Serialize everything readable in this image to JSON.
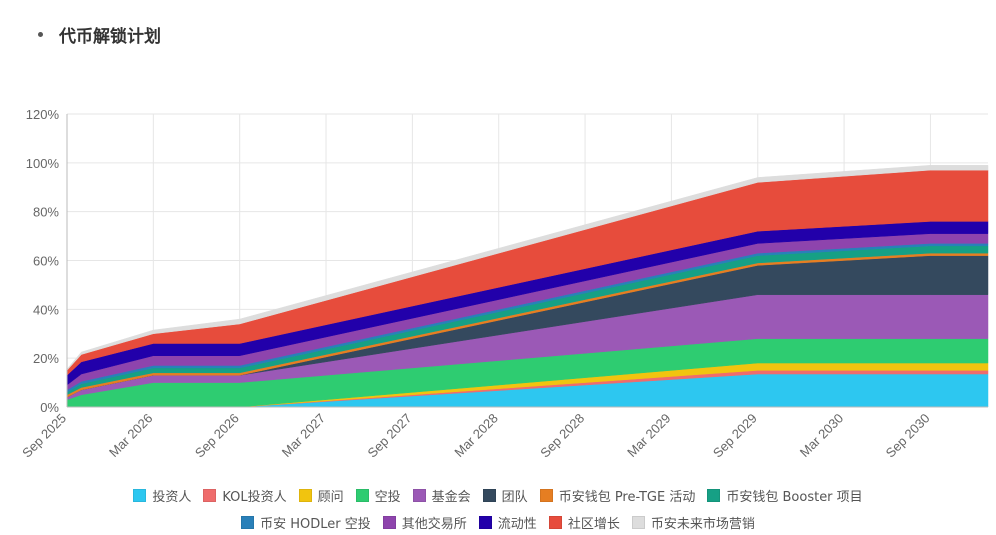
{
  "header": {
    "title": "代币解锁计划"
  },
  "chart_data": {
    "type": "area",
    "stacked": true,
    "title": "代币解锁计划",
    "xlabel": "",
    "ylabel": "",
    "ylim": [
      0,
      120
    ],
    "yticks": [
      "0%",
      "20%",
      "40%",
      "60%",
      "80%",
      "100%",
      "120%"
    ],
    "xticks": [
      "Sep 2025",
      "Mar 2026",
      "Sep 2026",
      "Mar 2027",
      "Sep 2027",
      "Mar 2028",
      "Sep 2028",
      "Mar 2029",
      "Sep 2029",
      "Mar 2030",
      "Sep 2030"
    ],
    "x": [
      "2025-09",
      "2025-10",
      "2026-03",
      "2026-09",
      "2029-09",
      "2030-09",
      "2031-01"
    ],
    "grid": true,
    "legend_position": "bottom",
    "series": [
      {
        "name": "投资人",
        "color": "#2dc7f0",
        "values": [
          0,
          0,
          0,
          0,
          13.5,
          13.5,
          13.5
        ]
      },
      {
        "name": "KOL投资人",
        "color": "#ef6c6c",
        "values": [
          0,
          0,
          0,
          0,
          1.5,
          1.5,
          1.5
        ]
      },
      {
        "name": "顾问",
        "color": "#f1c40f",
        "values": [
          0,
          0,
          0,
          0,
          3,
          3,
          3
        ]
      },
      {
        "name": "空投",
        "color": "#2ecc71",
        "values": [
          3,
          5,
          10,
          10,
          10,
          10,
          10
        ]
      },
      {
        "name": "基金会",
        "color": "#9b59b6",
        "values": [
          1,
          2,
          3,
          3,
          18,
          18,
          18
        ]
      },
      {
        "name": "团队",
        "color": "#34495e",
        "values": [
          0,
          0,
          0,
          0,
          12,
          16,
          16
        ]
      },
      {
        "name": "币安钱包 Pre-TGE 活动",
        "color": "#e67e22",
        "values": [
          1,
          1,
          1,
          1,
          1,
          1,
          1
        ]
      },
      {
        "name": "币安钱包 Booster 项目",
        "color": "#16a085",
        "values": [
          1,
          1.5,
          2,
          2,
          3,
          3,
          3
        ]
      },
      {
        "name": "币安 HODLer 空投",
        "color": "#2980b9",
        "values": [
          1,
          1,
          1,
          1,
          1,
          1,
          1
        ]
      },
      {
        "name": "其他交易所",
        "color": "#8e44ad",
        "values": [
          2,
          3,
          4,
          4,
          4,
          4,
          4
        ]
      },
      {
        "name": "流动性",
        "color": "#2200aa",
        "values": [
          4,
          5,
          5,
          5,
          5,
          5,
          5
        ]
      },
      {
        "name": "社区增长",
        "color": "#e74c3c",
        "values": [
          2,
          3,
          4,
          8,
          20,
          21,
          21
        ]
      },
      {
        "name": "币安未来市场营销",
        "color": "#dddddd",
        "values": [
          0.5,
          1,
          1.5,
          2,
          2,
          2,
          2
        ]
      }
    ]
  }
}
::::::
*Exercise directions*
What is the number of lines above that hold the string "币安钱包"? Answer with that number alone.

*Exercise result*
2